**PROVIDED RECORDS:**
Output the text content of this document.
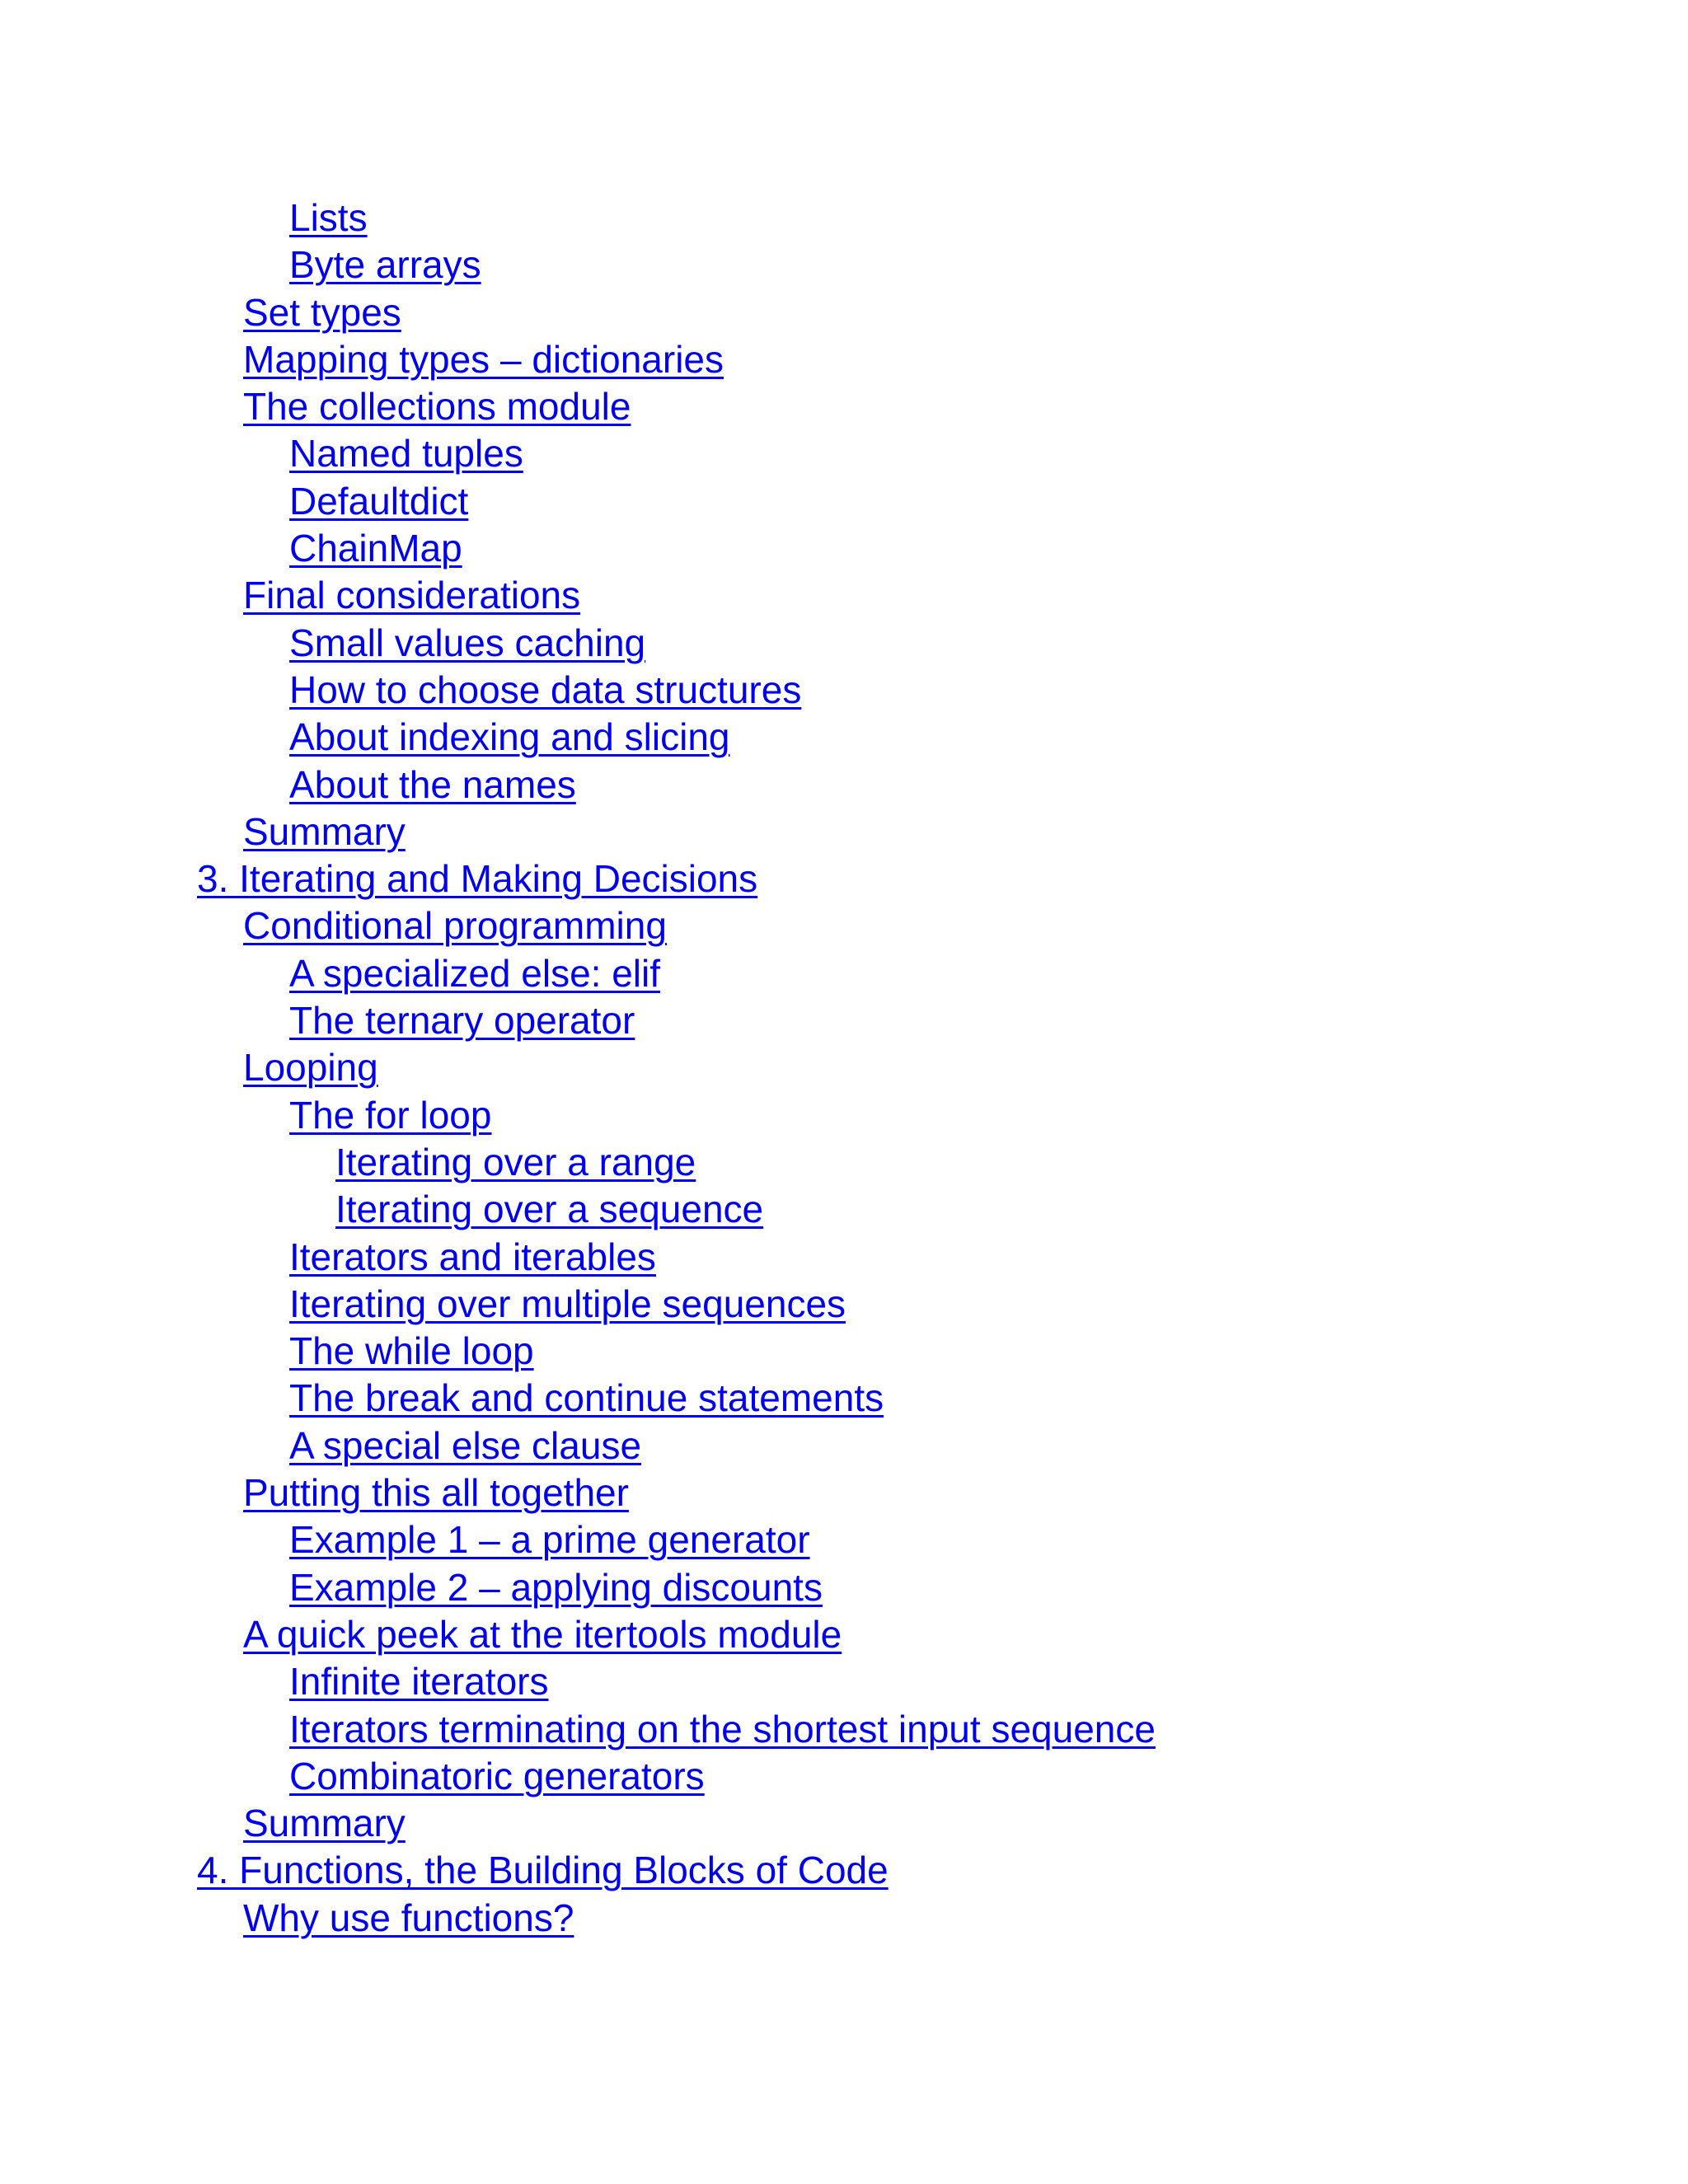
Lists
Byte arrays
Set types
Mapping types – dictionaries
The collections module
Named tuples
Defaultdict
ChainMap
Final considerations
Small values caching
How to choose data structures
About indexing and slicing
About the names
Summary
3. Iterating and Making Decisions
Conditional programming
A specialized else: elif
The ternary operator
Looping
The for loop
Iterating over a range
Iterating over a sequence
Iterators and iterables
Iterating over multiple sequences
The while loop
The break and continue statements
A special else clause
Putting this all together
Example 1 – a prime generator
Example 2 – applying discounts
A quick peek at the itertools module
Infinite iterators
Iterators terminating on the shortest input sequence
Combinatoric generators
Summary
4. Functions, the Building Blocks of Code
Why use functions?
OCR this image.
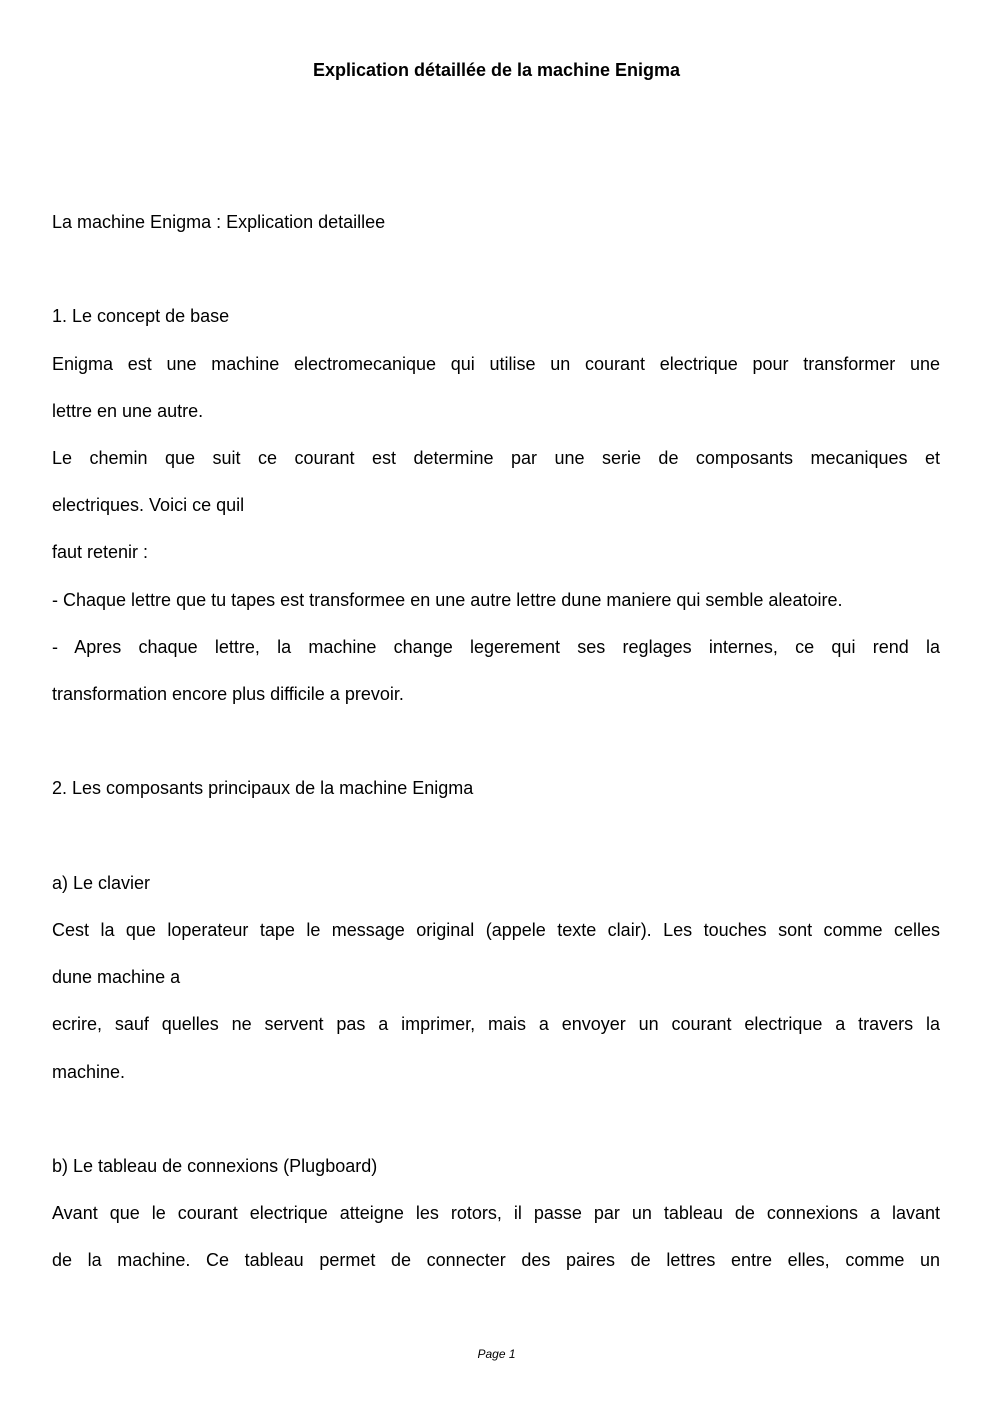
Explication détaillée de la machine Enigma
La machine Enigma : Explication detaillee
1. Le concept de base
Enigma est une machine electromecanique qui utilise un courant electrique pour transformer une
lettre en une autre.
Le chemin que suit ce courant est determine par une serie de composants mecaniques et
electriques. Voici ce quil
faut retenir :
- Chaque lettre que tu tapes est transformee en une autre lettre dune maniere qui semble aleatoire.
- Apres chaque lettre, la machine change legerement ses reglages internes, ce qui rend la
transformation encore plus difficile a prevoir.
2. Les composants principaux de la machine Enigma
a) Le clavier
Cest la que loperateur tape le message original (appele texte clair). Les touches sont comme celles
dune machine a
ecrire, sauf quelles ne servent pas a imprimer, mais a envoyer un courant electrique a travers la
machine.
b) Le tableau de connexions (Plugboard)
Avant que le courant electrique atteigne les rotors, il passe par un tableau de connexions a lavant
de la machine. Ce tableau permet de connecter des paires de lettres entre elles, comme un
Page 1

**SET EXERCISE:**
Transcribe the material exactly, keeping every word and none of the pictures.

**REPLY TO THE TASK:**
Output the text content of this document.
Lists
Byte arrays
Set types
Mapping types – dictionaries
The collections module
Named tuples
Defaultdict
ChainMap
Final considerations
Small values caching
How to choose data structures
About indexing and slicing
About the names
Summary
3. Iterating and Making Decisions
Conditional programming
A specialized else: elif
The ternary operator
Looping
The for loop
Iterating over a range
Iterating over a sequence
Iterators and iterables
Iterating over multiple sequences
The while loop
The break and continue statements
A special else clause
Putting this all together
Example 1 – a prime generator
Example 2 – applying discounts
A quick peek at the itertools module
Infinite iterators
Iterators terminating on the shortest input sequence
Combinatoric generators
Summary
4. Functions, the Building Blocks of Code
Why use functions?
OCR this image.
Explication détaillée de la machine Enigma
La machine Enigma : Explication detaillee
1. Le concept de base
Enigma est une machine electromecanique qui utilise un courant electrique pour transformer une
lettre en une autre.
Le chemin que suit ce courant est determine par une serie de composants mecaniques et
electriques. Voici ce quil
faut retenir :
- Chaque lettre que tu tapes est transformee en une autre lettre dune maniere qui semble aleatoire.
- Apres chaque lettre, la machine change legerement ses reglages internes, ce qui rend la
transformation encore plus difficile a prevoir.
2. Les composants principaux de la machine Enigma
a) Le clavier
Cest la que loperateur tape le message original (appele texte clair). Les touches sont comme celles
dune machine a
ecrire, sauf quelles ne servent pas a imprimer, mais a envoyer un courant electrique a travers la
machine.
b) Le tableau de connexions (Plugboard)
Avant que le courant electrique atteigne les rotors, il passe par un tableau de connexions a lavant
de la machine. Ce tableau permet de connecter des paires de lettres entre elles, comme un
Page 1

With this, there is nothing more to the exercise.